**PROBLEM TO WORK ON**. Every line holding the string "screenshot" should be gathered.

──────────────────────────────

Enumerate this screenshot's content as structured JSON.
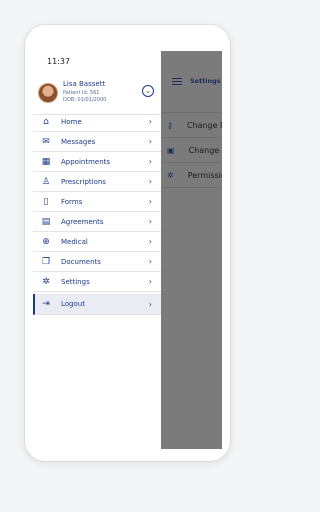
{
  "status_bar": {
    "time": "11:37"
  },
  "profile": {
    "name": "Lisa Bassett",
    "patient_id": "Patient Id: 561",
    "dob": "DOB: 01/01/2000",
    "toggle_icon": "chevron-down-icon"
  },
  "menu": [
    {
      "label": "Home",
      "icon": "home-icon"
    },
    {
      "label": "Messages",
      "icon": "envelope-icon"
    },
    {
      "label": "Appointments",
      "icon": "calendar-icon"
    },
    {
      "label": "Prescriptions",
      "icon": "doctor-icon"
    },
    {
      "label": "Forms",
      "icon": "document-icon"
    },
    {
      "label": "Agreements",
      "icon": "contract-icon"
    },
    {
      "label": "Medical",
      "icon": "medical-bag-icon"
    },
    {
      "label": "Documents",
      "icon": "folder-icon"
    },
    {
      "label": "Settings",
      "icon": "gear-icon"
    }
  ],
  "logout": {
    "label": "Logout",
    "icon": "logout-icon"
  },
  "background_screen": {
    "title": "Settings",
    "items": [
      {
        "label": "Change P",
        "icon": "key-icon"
      },
      {
        "label": "Change S",
        "icon": "lock-icon"
      },
      {
        "label": "Permissio",
        "icon": "gear-icon"
      }
    ]
  },
  "colors": {
    "accent": "#1d3a8a",
    "overlay": "#7b7b7b",
    "selected_bg": "#e9edf3"
  }
}
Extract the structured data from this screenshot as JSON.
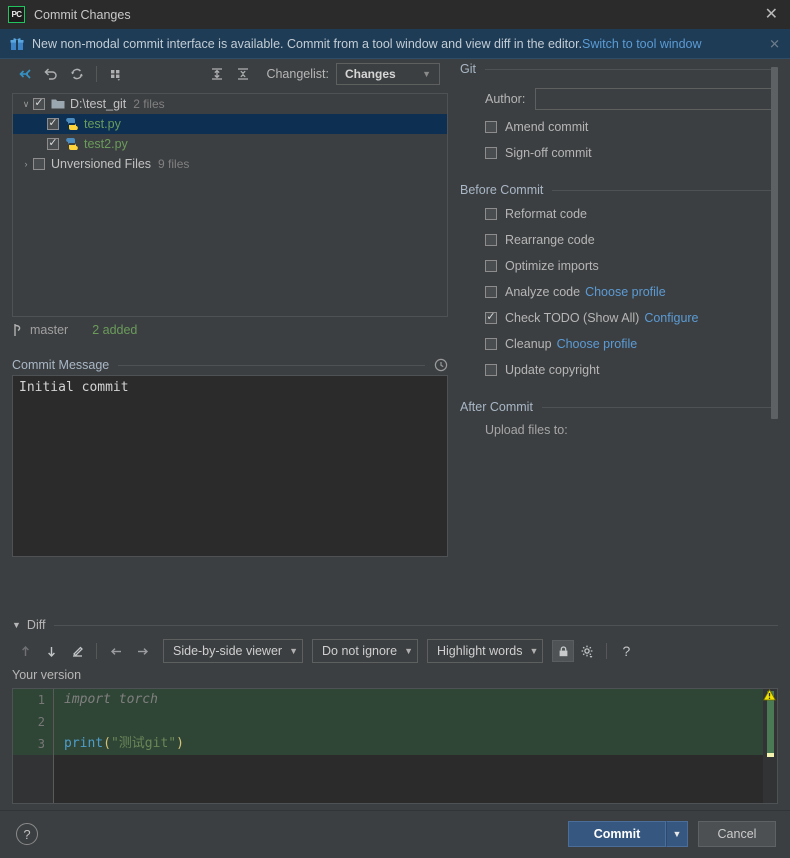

──────────────────────────────

**RESULT FOR THIS TASK**.
Enumerate this screenshot's content as structured JSON.
Extract the structured data from this screenshot as JSON.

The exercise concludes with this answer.